Exercise material:
# # # # # # #
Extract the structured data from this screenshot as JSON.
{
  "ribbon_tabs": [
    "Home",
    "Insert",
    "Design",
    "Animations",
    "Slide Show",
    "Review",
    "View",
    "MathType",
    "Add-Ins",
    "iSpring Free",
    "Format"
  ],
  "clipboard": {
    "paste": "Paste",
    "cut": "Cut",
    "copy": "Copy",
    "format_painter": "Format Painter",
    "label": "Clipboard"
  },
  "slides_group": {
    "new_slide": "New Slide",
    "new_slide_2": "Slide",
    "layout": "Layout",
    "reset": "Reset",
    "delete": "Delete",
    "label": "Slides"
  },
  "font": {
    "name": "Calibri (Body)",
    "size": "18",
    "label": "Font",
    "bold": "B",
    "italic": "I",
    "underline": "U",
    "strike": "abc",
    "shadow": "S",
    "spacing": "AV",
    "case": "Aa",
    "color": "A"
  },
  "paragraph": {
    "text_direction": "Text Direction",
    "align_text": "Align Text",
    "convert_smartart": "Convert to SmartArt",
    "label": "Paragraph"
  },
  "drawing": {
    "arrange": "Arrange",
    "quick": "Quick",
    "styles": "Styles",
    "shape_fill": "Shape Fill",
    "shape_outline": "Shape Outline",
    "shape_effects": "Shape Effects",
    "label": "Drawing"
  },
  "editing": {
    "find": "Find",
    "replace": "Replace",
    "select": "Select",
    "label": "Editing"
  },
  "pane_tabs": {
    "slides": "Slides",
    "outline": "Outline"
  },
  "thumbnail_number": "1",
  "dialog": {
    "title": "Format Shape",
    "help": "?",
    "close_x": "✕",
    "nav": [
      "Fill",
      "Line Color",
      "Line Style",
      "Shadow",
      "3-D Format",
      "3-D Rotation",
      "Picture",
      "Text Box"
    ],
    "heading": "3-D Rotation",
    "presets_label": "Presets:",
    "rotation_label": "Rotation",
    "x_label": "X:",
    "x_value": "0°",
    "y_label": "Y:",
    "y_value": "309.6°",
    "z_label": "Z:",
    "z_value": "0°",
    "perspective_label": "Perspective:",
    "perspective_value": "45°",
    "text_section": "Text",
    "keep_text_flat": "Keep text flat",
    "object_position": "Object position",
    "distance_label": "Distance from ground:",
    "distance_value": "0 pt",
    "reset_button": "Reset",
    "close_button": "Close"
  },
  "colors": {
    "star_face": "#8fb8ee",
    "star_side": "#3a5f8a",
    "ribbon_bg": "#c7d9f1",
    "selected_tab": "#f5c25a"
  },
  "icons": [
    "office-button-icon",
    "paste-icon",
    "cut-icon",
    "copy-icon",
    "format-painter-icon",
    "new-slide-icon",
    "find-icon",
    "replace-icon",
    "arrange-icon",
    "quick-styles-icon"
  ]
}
# # # # # # #
Exercise aim: Quote each line above in full, word for word.

Full response:
Extract the structured data from this screenshot as JSON.
{
  "ribbon_tabs": [
    "Home",
    "Insert",
    "Design",
    "Animations",
    "Slide Show",
    "Review",
    "View",
    "MathType",
    "Add-Ins",
    "iSpring Free",
    "Format"
  ],
  "clipboard": {
    "paste": "Paste",
    "cut": "Cut",
    "copy": "Copy",
    "format_painter": "Format Painter",
    "label": "Clipboard"
  },
  "slides_group": {
    "new_slide": "New Slide",
    "new_slide_2": "Slide",
    "layout": "Layout",
    "reset": "Reset",
    "delete": "Delete",
    "label": "Slides"
  },
  "font": {
    "name": "Calibri (Body)",
    "size": "18",
    "label": "Font",
    "bold": "B",
    "italic": "I",
    "underline": "U",
    "strike": "abc",
    "shadow": "S",
    "spacing": "AV",
    "case": "Aa",
    "color": "A"
  },
  "paragraph": {
    "text_direction": "Text Direction",
    "align_text": "Align Text",
    "convert_smartart": "Convert to SmartArt",
    "label": "Paragraph"
  },
  "drawing": {
    "arrange": "Arrange",
    "quick": "Quick",
    "styles": "Styles",
    "shape_fill": "Shape Fill",
    "shape_outline": "Shape Outline",
    "shape_effects": "Shape Effects",
    "label": "Drawing"
  },
  "editing": {
    "find": "Find",
    "replace": "Replace",
    "select": "Select",
    "label": "Editing"
  },
  "pane_tabs": {
    "slides": "Slides",
    "outline": "Outline"
  },
  "thumbnail_number": "1",
  "dialog": {
    "title": "Format Shape",
    "help": "?",
    "close_x": "✕",
    "nav": [
      "Fill",
      "Line Color",
      "Line Style",
      "Shadow",
      "3-D Format",
      "3-D Rotation",
      "Picture",
      "Text Box"
    ],
    "heading": "3-D Rotation",
    "presets_label": "Presets:",
    "rotation_label": "Rotation",
    "x_label": "X:",
    "x_value": "0°",
    "y_label": "Y:",
    "y_value": "309.6°",
    "z_label": "Z:",
    "z_value": "0°",
    "perspective_label": "Perspective:",
    "perspective_value": "45°",
    "text_section": "Text",
    "keep_text_flat": "Keep text flat",
    "object_position": "Object position",
    "distance_label": "Distance from ground:",
    "distance_value": "0 pt",
    "reset_button": "Reset",
    "close_button": "Close"
  },
  "colors": {
    "star_face": "#8fb8ee",
    "star_side": "#3a5f8a",
    "ribbon_bg": "#c7d9f1",
    "selected_tab": "#f5c25a"
  },
  "icons": [
    "office-button-icon",
    "paste-icon",
    "cut-icon",
    "copy-icon",
    "format-painter-icon",
    "new-slide-icon",
    "find-icon",
    "replace-icon",
    "arrange-icon",
    "quick-styles-icon"
  ]
}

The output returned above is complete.